Below are some records; reproduce every one of them exactly.
========================================================================
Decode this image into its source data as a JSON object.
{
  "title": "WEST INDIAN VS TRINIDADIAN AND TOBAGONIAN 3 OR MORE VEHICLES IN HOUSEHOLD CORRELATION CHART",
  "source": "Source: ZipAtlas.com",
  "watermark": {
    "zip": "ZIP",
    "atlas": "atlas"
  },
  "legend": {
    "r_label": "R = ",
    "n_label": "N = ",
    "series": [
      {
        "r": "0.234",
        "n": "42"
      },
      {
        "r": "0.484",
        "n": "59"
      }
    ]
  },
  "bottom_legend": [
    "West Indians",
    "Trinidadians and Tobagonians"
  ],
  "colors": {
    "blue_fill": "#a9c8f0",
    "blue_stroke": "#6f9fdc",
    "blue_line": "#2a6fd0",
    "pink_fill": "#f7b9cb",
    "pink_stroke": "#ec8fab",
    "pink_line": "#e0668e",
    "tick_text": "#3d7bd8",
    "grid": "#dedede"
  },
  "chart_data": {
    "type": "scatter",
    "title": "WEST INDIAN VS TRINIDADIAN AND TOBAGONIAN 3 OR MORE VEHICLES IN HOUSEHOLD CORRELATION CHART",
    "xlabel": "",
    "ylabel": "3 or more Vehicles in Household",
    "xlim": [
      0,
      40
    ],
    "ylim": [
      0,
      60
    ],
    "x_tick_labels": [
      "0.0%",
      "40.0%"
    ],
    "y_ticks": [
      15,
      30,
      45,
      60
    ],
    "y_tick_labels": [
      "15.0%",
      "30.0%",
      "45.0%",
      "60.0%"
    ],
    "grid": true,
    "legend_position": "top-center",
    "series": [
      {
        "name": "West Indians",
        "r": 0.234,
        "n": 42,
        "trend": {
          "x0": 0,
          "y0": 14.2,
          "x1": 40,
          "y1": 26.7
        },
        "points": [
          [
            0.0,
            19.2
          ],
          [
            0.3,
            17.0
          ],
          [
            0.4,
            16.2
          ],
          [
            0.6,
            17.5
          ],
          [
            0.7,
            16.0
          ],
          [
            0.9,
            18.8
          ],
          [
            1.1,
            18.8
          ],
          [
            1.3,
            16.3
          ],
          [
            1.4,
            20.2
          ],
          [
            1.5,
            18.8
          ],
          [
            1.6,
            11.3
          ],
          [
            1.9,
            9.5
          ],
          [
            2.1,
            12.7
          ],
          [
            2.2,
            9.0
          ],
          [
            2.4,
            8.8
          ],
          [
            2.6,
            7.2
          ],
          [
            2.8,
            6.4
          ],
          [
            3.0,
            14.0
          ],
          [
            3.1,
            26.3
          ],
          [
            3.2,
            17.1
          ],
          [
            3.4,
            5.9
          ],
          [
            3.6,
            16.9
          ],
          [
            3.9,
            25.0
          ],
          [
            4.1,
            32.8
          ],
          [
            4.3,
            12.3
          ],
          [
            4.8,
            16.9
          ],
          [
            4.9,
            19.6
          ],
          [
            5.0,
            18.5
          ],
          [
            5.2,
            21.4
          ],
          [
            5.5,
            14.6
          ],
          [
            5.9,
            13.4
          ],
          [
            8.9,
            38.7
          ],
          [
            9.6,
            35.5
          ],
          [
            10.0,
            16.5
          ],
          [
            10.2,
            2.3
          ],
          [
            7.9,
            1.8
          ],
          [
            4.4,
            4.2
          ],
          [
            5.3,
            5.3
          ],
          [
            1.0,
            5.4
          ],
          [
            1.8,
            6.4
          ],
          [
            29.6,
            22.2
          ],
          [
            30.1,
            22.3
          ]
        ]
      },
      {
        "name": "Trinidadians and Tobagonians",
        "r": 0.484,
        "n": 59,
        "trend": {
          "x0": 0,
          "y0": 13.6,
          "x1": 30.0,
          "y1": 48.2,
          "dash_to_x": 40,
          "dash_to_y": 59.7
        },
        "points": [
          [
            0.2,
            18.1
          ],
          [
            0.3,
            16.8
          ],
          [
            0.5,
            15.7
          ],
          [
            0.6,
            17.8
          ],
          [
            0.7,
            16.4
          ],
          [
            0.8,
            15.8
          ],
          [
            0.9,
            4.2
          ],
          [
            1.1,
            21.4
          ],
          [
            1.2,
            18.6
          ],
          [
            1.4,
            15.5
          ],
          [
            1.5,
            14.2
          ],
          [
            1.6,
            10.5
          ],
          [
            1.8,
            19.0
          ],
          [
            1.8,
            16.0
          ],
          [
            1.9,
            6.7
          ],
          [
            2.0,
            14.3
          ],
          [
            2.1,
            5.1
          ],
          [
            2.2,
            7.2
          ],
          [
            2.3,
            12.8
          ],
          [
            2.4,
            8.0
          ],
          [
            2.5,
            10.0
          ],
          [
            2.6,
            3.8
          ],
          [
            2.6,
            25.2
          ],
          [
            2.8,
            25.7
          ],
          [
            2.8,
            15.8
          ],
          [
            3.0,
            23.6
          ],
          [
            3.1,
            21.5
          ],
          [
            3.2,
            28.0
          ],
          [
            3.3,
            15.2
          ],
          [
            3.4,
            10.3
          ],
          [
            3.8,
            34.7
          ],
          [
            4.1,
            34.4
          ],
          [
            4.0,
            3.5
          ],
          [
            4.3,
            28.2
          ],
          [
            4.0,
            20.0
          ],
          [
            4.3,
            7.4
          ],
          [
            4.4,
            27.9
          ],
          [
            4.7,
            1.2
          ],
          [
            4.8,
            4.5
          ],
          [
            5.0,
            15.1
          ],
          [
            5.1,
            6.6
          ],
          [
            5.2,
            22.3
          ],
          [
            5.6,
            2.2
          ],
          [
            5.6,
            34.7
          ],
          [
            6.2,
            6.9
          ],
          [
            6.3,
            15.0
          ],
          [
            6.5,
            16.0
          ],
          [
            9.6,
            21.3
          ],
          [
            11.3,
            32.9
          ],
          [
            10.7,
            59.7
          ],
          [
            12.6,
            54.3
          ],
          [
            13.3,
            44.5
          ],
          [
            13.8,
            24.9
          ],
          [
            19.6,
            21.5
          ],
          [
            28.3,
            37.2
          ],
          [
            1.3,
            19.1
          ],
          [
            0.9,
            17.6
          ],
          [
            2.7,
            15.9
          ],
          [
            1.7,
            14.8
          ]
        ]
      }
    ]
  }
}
========================================================================
== THE COMPLETED TASK ==
Decode this image into its source data as a JSON object.
{
  "title": "WEST INDIAN VS TRINIDADIAN AND TOBAGONIAN 3 OR MORE VEHICLES IN HOUSEHOLD CORRELATION CHART",
  "source": "Source: ZipAtlas.com",
  "watermark": {
    "zip": "ZIP",
    "atlas": "atlas"
  },
  "legend": {
    "r_label": "R = ",
    "n_label": "N = ",
    "series": [
      {
        "r": "0.234",
        "n": "42"
      },
      {
        "r": "0.484",
        "n": "59"
      }
    ]
  },
  "bottom_legend": [
    "West Indians",
    "Trinidadians and Tobagonians"
  ],
  "colors": {
    "blue_fill": "#a9c8f0",
    "blue_stroke": "#6f9fdc",
    "blue_line": "#2a6fd0",
    "pink_fill": "#f7b9cb",
    "pink_stroke": "#ec8fab",
    "pink_line": "#e0668e",
    "tick_text": "#3d7bd8",
    "grid": "#dedede"
  },
  "chart_data": {
    "type": "scatter",
    "title": "WEST INDIAN VS TRINIDADIAN AND TOBAGONIAN 3 OR MORE VEHICLES IN HOUSEHOLD CORRELATION CHART",
    "xlabel": "",
    "ylabel": "3 or more Vehicles in Household",
    "xlim": [
      0,
      40
    ],
    "ylim": [
      0,
      60
    ],
    "x_tick_labels": [
      "0.0%",
      "40.0%"
    ],
    "y_ticks": [
      15,
      30,
      45,
      60
    ],
    "y_tick_labels": [
      "15.0%",
      "30.0%",
      "45.0%",
      "60.0%"
    ],
    "grid": true,
    "legend_position": "top-center",
    "series": [
      {
        "name": "West Indians",
        "r": 0.234,
        "n": 42,
        "trend": {
          "x0": 0,
          "y0": 14.2,
          "x1": 40,
          "y1": 26.7
        },
        "points": [
          [
            0.0,
            19.2
          ],
          [
            0.3,
            17.0
          ],
          [
            0.4,
            16.2
          ],
          [
            0.6,
            17.5
          ],
          [
            0.7,
            16.0
          ],
          [
            0.9,
            18.8
          ],
          [
            1.1,
            18.8
          ],
          [
            1.3,
            16.3
          ],
          [
            1.4,
            20.2
          ],
          [
            1.5,
            18.8
          ],
          [
            1.6,
            11.3
          ],
          [
            1.9,
            9.5
          ],
          [
            2.1,
            12.7
          ],
          [
            2.2,
            9.0
          ],
          [
            2.4,
            8.8
          ],
          [
            2.6,
            7.2
          ],
          [
            2.8,
            6.4
          ],
          [
            3.0,
            14.0
          ],
          [
            3.1,
            26.3
          ],
          [
            3.2,
            17.1
          ],
          [
            3.4,
            5.9
          ],
          [
            3.6,
            16.9
          ],
          [
            3.9,
            25.0
          ],
          [
            4.1,
            32.8
          ],
          [
            4.3,
            12.3
          ],
          [
            4.8,
            16.9
          ],
          [
            4.9,
            19.6
          ],
          [
            5.0,
            18.5
          ],
          [
            5.2,
            21.4
          ],
          [
            5.5,
            14.6
          ],
          [
            5.9,
            13.4
          ],
          [
            8.9,
            38.7
          ],
          [
            9.6,
            35.5
          ],
          [
            10.0,
            16.5
          ],
          [
            10.2,
            2.3
          ],
          [
            7.9,
            1.8
          ],
          [
            4.4,
            4.2
          ],
          [
            5.3,
            5.3
          ],
          [
            1.0,
            5.4
          ],
          [
            1.8,
            6.4
          ],
          [
            29.6,
            22.2
          ],
          [
            30.1,
            22.3
          ]
        ]
      },
      {
        "name": "Trinidadians and Tobagonians",
        "r": 0.484,
        "n": 59,
        "trend": {
          "x0": 0,
          "y0": 13.6,
          "x1": 30.0,
          "y1": 48.2,
          "dash_to_x": 40,
          "dash_to_y": 59.7
        },
        "points": [
          [
            0.2,
            18.1
          ],
          [
            0.3,
            16.8
          ],
          [
            0.5,
            15.7
          ],
          [
            0.6,
            17.8
          ],
          [
            0.7,
            16.4
          ],
          [
            0.8,
            15.8
          ],
          [
            0.9,
            4.2
          ],
          [
            1.1,
            21.4
          ],
          [
            1.2,
            18.6
          ],
          [
            1.4,
            15.5
          ],
          [
            1.5,
            14.2
          ],
          [
            1.6,
            10.5
          ],
          [
            1.8,
            19.0
          ],
          [
            1.8,
            16.0
          ],
          [
            1.9,
            6.7
          ],
          [
            2.0,
            14.3
          ],
          [
            2.1,
            5.1
          ],
          [
            2.2,
            7.2
          ],
          [
            2.3,
            12.8
          ],
          [
            2.4,
            8.0
          ],
          [
            2.5,
            10.0
          ],
          [
            2.6,
            3.8
          ],
          [
            2.6,
            25.2
          ],
          [
            2.8,
            25.7
          ],
          [
            2.8,
            15.8
          ],
          [
            3.0,
            23.6
          ],
          [
            3.1,
            21.5
          ],
          [
            3.2,
            28.0
          ],
          [
            3.3,
            15.2
          ],
          [
            3.4,
            10.3
          ],
          [
            3.8,
            34.7
          ],
          [
            4.1,
            34.4
          ],
          [
            4.0,
            3.5
          ],
          [
            4.3,
            28.2
          ],
          [
            4.0,
            20.0
          ],
          [
            4.3,
            7.4
          ],
          [
            4.4,
            27.9
          ],
          [
            4.7,
            1.2
          ],
          [
            4.8,
            4.5
          ],
          [
            5.0,
            15.1
          ],
          [
            5.1,
            6.6
          ],
          [
            5.2,
            22.3
          ],
          [
            5.6,
            2.2
          ],
          [
            5.6,
            34.7
          ],
          [
            6.2,
            6.9
          ],
          [
            6.3,
            15.0
          ],
          [
            6.5,
            16.0
          ],
          [
            9.6,
            21.3
          ],
          [
            11.3,
            32.9
          ],
          [
            10.7,
            59.7
          ],
          [
            12.6,
            54.3
          ],
          [
            13.3,
            44.5
          ],
          [
            13.8,
            24.9
          ],
          [
            19.6,
            21.5
          ],
          [
            28.3,
            37.2
          ],
          [
            1.3,
            19.1
          ],
          [
            0.9,
            17.6
          ],
          [
            2.7,
            15.9
          ],
          [
            1.7,
            14.8
          ]
        ]
      }
    ]
  }
}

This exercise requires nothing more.